-- Begin DATA TO PROCESS --

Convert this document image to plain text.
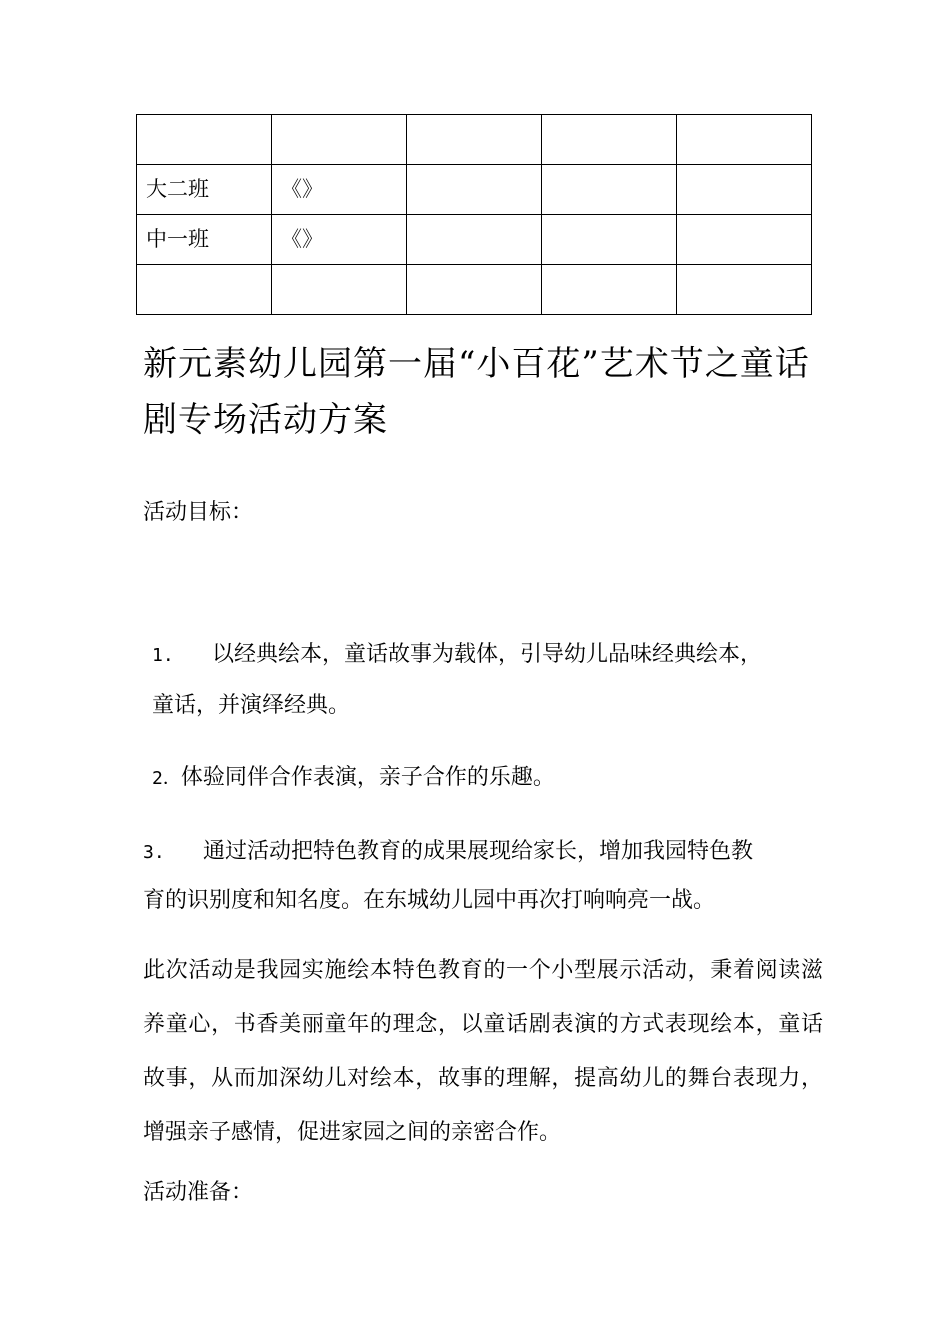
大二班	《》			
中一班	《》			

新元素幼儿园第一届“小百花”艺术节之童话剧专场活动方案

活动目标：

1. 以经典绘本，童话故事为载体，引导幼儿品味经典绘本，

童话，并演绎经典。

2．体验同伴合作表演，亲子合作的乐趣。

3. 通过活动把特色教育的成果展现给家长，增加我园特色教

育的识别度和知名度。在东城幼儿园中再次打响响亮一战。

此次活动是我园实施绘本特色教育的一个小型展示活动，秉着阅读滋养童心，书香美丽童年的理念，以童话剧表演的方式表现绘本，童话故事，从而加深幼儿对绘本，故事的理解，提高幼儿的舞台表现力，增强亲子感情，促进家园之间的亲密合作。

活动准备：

-- End DATA TO PROCESS --
-- Begin DATA TO PROCESS --

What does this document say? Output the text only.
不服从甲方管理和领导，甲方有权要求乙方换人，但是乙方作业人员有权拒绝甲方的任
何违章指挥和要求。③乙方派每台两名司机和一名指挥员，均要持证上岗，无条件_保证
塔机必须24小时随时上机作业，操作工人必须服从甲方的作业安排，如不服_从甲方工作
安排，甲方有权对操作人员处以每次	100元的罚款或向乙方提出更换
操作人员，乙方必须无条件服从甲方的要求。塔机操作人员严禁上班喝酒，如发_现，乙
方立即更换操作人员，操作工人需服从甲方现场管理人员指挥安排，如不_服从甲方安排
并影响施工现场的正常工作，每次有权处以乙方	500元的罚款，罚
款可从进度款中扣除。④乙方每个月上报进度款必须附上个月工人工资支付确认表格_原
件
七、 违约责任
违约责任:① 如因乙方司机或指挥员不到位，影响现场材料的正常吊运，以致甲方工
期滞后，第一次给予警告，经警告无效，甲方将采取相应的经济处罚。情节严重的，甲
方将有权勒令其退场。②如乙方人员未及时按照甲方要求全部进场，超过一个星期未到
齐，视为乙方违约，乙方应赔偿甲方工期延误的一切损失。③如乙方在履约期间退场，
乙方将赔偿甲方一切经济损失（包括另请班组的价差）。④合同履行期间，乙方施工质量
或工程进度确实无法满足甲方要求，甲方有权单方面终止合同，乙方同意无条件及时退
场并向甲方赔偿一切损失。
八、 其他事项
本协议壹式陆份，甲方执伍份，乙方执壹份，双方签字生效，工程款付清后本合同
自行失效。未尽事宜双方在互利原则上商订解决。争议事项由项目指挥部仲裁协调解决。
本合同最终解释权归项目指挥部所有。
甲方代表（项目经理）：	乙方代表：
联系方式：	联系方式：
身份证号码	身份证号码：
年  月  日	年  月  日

-- End DATA TO PROCESS --
-- Begin DATA TO PROCESS --

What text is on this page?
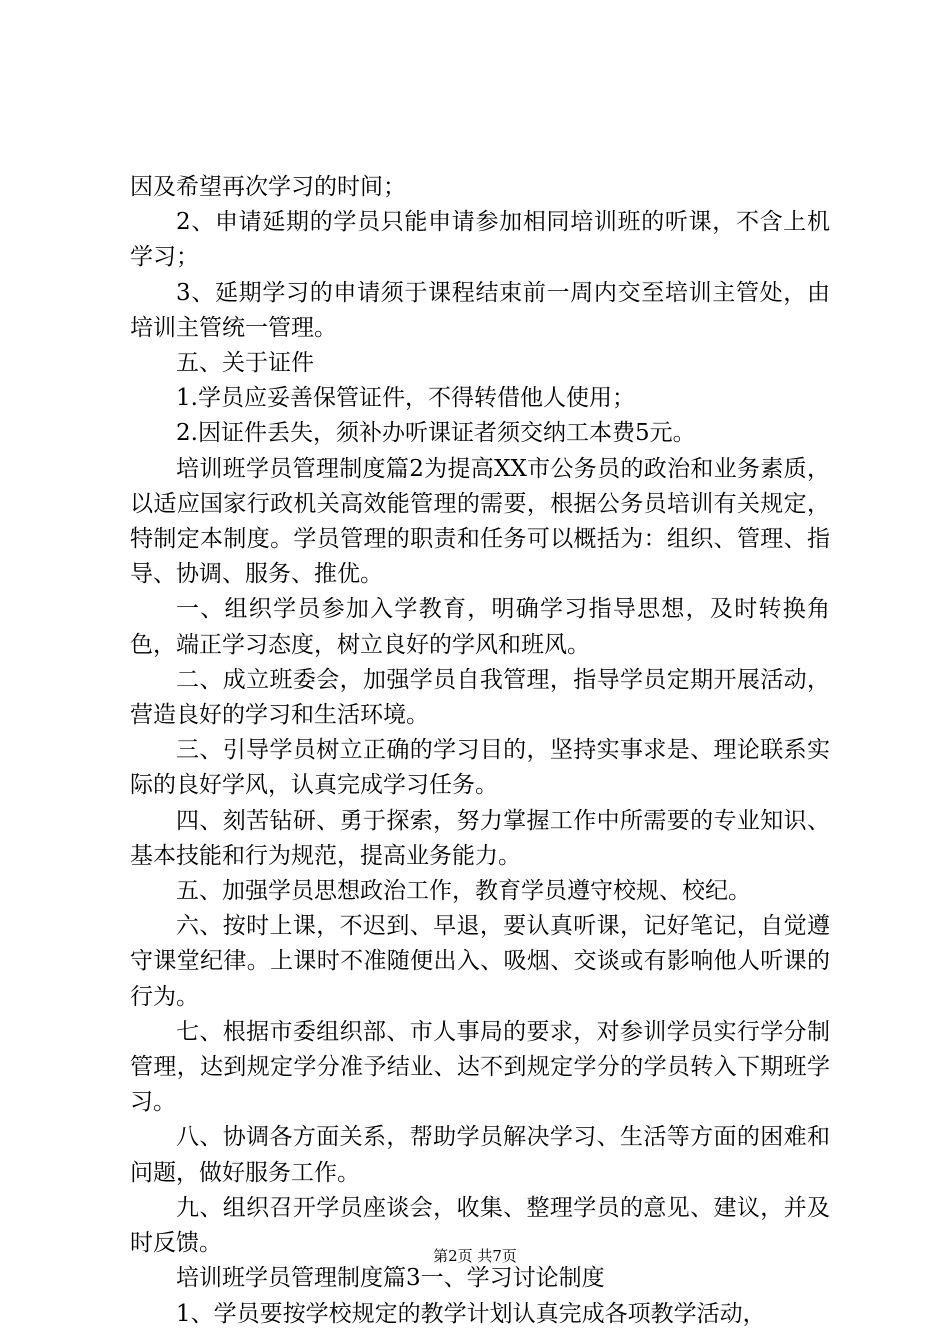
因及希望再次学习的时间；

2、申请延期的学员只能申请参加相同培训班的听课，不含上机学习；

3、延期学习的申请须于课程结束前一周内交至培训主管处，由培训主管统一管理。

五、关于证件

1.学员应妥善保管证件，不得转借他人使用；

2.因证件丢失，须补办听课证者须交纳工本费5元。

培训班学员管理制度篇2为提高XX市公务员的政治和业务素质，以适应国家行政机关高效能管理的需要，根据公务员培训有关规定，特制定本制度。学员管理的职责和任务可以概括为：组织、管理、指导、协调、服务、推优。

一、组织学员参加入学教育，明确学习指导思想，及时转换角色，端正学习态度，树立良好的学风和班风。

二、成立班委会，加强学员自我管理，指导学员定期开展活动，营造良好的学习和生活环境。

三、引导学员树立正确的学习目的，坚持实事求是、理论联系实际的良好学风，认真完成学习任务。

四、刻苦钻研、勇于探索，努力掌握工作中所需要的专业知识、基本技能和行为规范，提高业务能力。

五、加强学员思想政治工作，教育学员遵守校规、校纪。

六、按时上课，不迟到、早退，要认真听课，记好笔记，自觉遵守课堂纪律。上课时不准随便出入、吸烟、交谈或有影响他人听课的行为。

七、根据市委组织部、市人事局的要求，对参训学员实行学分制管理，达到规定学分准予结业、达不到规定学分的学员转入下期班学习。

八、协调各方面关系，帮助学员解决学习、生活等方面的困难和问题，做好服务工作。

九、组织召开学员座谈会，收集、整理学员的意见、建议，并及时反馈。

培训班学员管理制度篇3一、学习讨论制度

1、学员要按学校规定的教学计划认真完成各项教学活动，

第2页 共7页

-- End DATA TO PROCESS --

**TASK:** Provide solely the number of lines in the data that include the word "text".

**FULL ANSWER:** 3